## DIRECTIONS:
Retype each line of the material exactly, please, skipping any picture in it.

-*-

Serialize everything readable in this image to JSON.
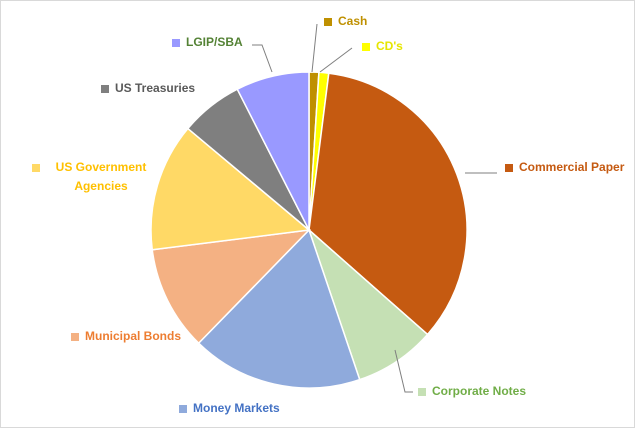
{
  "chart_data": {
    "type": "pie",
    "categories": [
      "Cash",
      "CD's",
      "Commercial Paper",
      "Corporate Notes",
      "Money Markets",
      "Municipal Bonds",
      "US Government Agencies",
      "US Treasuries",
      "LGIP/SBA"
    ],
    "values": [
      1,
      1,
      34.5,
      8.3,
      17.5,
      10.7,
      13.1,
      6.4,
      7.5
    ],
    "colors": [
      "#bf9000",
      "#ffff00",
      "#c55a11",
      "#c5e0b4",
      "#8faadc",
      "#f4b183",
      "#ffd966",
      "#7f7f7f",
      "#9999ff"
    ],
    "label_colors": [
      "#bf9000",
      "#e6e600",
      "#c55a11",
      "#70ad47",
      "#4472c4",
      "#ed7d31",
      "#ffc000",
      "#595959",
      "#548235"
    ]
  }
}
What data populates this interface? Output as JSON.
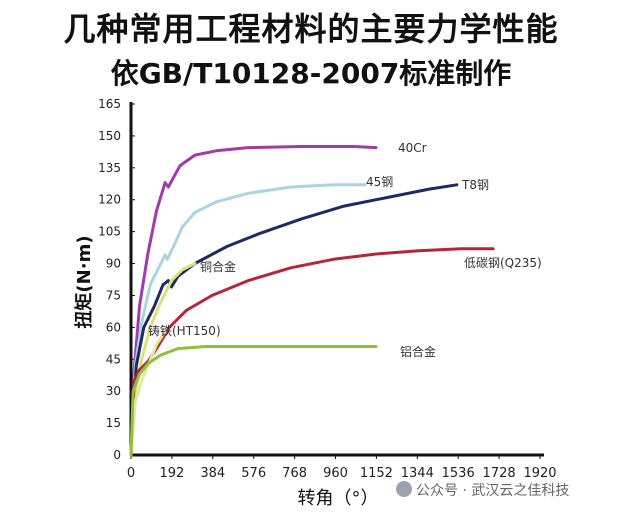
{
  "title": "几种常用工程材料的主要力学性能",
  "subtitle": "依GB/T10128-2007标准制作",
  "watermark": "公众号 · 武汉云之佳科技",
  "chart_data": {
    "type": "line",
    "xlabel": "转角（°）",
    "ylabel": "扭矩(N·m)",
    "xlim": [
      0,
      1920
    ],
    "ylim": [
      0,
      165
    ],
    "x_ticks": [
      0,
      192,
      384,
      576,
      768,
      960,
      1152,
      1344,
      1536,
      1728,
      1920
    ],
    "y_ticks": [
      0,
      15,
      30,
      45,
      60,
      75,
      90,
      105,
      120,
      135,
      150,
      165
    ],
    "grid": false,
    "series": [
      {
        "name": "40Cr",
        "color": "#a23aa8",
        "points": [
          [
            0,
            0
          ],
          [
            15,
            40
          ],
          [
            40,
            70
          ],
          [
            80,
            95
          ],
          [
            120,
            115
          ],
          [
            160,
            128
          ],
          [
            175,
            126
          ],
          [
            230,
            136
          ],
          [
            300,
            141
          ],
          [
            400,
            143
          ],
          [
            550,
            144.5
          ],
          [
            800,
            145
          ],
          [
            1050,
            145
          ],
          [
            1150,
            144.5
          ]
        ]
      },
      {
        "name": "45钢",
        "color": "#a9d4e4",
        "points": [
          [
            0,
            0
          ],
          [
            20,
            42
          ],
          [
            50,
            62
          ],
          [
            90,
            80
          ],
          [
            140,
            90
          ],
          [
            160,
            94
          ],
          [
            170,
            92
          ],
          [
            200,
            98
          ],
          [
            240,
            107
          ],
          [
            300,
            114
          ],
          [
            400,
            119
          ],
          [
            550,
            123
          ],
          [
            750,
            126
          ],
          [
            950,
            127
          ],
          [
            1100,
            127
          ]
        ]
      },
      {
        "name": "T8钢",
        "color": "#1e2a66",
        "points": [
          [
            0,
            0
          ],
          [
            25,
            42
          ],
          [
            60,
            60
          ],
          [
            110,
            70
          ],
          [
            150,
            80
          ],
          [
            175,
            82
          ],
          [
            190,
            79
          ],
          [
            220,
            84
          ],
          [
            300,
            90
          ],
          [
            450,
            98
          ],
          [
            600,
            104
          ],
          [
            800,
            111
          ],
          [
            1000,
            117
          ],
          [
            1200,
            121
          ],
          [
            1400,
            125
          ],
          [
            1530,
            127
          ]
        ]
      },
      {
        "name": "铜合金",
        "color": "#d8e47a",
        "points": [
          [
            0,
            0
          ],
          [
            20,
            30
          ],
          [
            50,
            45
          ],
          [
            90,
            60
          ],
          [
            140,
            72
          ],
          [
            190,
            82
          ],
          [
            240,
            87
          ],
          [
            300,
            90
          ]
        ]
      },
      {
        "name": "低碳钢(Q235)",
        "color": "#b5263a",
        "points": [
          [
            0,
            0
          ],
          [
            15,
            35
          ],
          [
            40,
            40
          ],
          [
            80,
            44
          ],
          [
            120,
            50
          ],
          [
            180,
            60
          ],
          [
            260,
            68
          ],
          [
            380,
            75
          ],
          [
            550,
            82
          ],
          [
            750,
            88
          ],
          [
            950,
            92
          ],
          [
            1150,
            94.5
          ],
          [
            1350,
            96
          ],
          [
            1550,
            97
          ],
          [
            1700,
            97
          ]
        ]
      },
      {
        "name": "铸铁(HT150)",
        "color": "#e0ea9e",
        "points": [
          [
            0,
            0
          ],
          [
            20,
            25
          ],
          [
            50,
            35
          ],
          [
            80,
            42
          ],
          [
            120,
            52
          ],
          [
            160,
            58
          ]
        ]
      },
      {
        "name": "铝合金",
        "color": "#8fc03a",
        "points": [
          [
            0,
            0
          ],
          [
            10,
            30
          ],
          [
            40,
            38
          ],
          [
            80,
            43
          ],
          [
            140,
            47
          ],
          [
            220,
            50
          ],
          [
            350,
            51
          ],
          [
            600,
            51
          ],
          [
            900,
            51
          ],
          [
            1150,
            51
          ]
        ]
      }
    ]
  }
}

-*-

## RESULT OF THIS EXERCISE:
Serialize everything readable in this image to JSON.
{
  "chart_data": {
    "type": "pie",
    "categories": [
      "Cash",
      "CD's",
      "Commercial Paper",
      "Corporate Notes",
      "Money Markets",
      "Municipal Bonds",
      "US Government Agencies",
      "US Treasuries",
      "LGIP/SBA"
    ],
    "values": [
      1,
      1,
      34.5,
      8.3,
      17.5,
      10.7,
      13.1,
      6.4,
      7.5
    ],
    "colors": [
      "#bf9000",
      "#ffff00",
      "#c55a11",
      "#c5e0b4",
      "#8faadc",
      "#f4b183",
      "#ffd966",
      "#7f7f7f",
      "#9999ff"
    ],
    "label_colors": [
      "#bf9000",
      "#e6e600",
      "#c55a11",
      "#70ad47",
      "#4472c4",
      "#ed7d31",
      "#ffc000",
      "#595959",
      "#548235"
    ]
  }
}
What data populates this interface? Output as JSON.
{
  "title": "几种常用工程材料的主要力学性能",
  "subtitle": "依GB/T10128-2007标准制作",
  "watermark": "公众号 · 武汉云之佳科技",
  "chart_data": {
    "type": "line",
    "xlabel": "转角（°）",
    "ylabel": "扭矩(N·m)",
    "xlim": [
      0,
      1920
    ],
    "ylim": [
      0,
      165
    ],
    "x_ticks": [
      0,
      192,
      384,
      576,
      768,
      960,
      1152,
      1344,
      1536,
      1728,
      1920
    ],
    "y_ticks": [
      0,
      15,
      30,
      45,
      60,
      75,
      90,
      105,
      120,
      135,
      150,
      165
    ],
    "grid": false,
    "series": [
      {
        "name": "40Cr",
        "color": "#a23aa8",
        "points": [
          [
            0,
            0
          ],
          [
            15,
            40
          ],
          [
            40,
            70
          ],
          [
            80,
            95
          ],
          [
            120,
            115
          ],
          [
            160,
            128
          ],
          [
            175,
            126
          ],
          [
            230,
            136
          ],
          [
            300,
            141
          ],
          [
            400,
            143
          ],
          [
            550,
            144.5
          ],
          [
            800,
            145
          ],
          [
            1050,
            145
          ],
          [
            1150,
            144.5
          ]
        ]
      },
      {
        "name": "45钢",
        "color": "#a9d4e4",
        "points": [
          [
            0,
            0
          ],
          [
            20,
            42
          ],
          [
            50,
            62
          ],
          [
            90,
            80
          ],
          [
            140,
            90
          ],
          [
            160,
            94
          ],
          [
            170,
            92
          ],
          [
            200,
            98
          ],
          [
            240,
            107
          ],
          [
            300,
            114
          ],
          [
            400,
            119
          ],
          [
            550,
            123
          ],
          [
            750,
            126
          ],
          [
            950,
            127
          ],
          [
            1100,
            127
          ]
        ]
      },
      {
        "name": "T8钢",
        "color": "#1e2a66",
        "points": [
          [
            0,
            0
          ],
          [
            25,
            42
          ],
          [
            60,
            60
          ],
          [
            110,
            70
          ],
          [
            150,
            80
          ],
          [
            175,
            82
          ],
          [
            190,
            79
          ],
          [
            220,
            84
          ],
          [
            300,
            90
          ],
          [
            450,
            98
          ],
          [
            600,
            104
          ],
          [
            800,
            111
          ],
          [
            1000,
            117
          ],
          [
            1200,
            121
          ],
          [
            1400,
            125
          ],
          [
            1530,
            127
          ]
        ]
      },
      {
        "name": "铜合金",
        "color": "#d8e47a",
        "points": [
          [
            0,
            0
          ],
          [
            20,
            30
          ],
          [
            50,
            45
          ],
          [
            90,
            60
          ],
          [
            140,
            72
          ],
          [
            190,
            82
          ],
          [
            240,
            87
          ],
          [
            300,
            90
          ]
        ]
      },
      {
        "name": "低碳钢(Q235)",
        "color": "#b5263a",
        "points": [
          [
            0,
            0
          ],
          [
            15,
            35
          ],
          [
            40,
            40
          ],
          [
            80,
            44
          ],
          [
            120,
            50
          ],
          [
            180,
            60
          ],
          [
            260,
            68
          ],
          [
            380,
            75
          ],
          [
            550,
            82
          ],
          [
            750,
            88
          ],
          [
            950,
            92
          ],
          [
            1150,
            94.5
          ],
          [
            1350,
            96
          ],
          [
            1550,
            97
          ],
          [
            1700,
            97
          ]
        ]
      },
      {
        "name": "铸铁(HT150)",
        "color": "#e0ea9e",
        "points": [
          [
            0,
            0
          ],
          [
            20,
            25
          ],
          [
            50,
            35
          ],
          [
            80,
            42
          ],
          [
            120,
            52
          ],
          [
            160,
            58
          ]
        ]
      },
      {
        "name": "铝合金",
        "color": "#8fc03a",
        "points": [
          [
            0,
            0
          ],
          [
            10,
            30
          ],
          [
            40,
            38
          ],
          [
            80,
            43
          ],
          [
            140,
            47
          ],
          [
            220,
            50
          ],
          [
            350,
            51
          ],
          [
            600,
            51
          ],
          [
            900,
            51
          ],
          [
            1150,
            51
          ]
        ]
      }
    ]
  }
}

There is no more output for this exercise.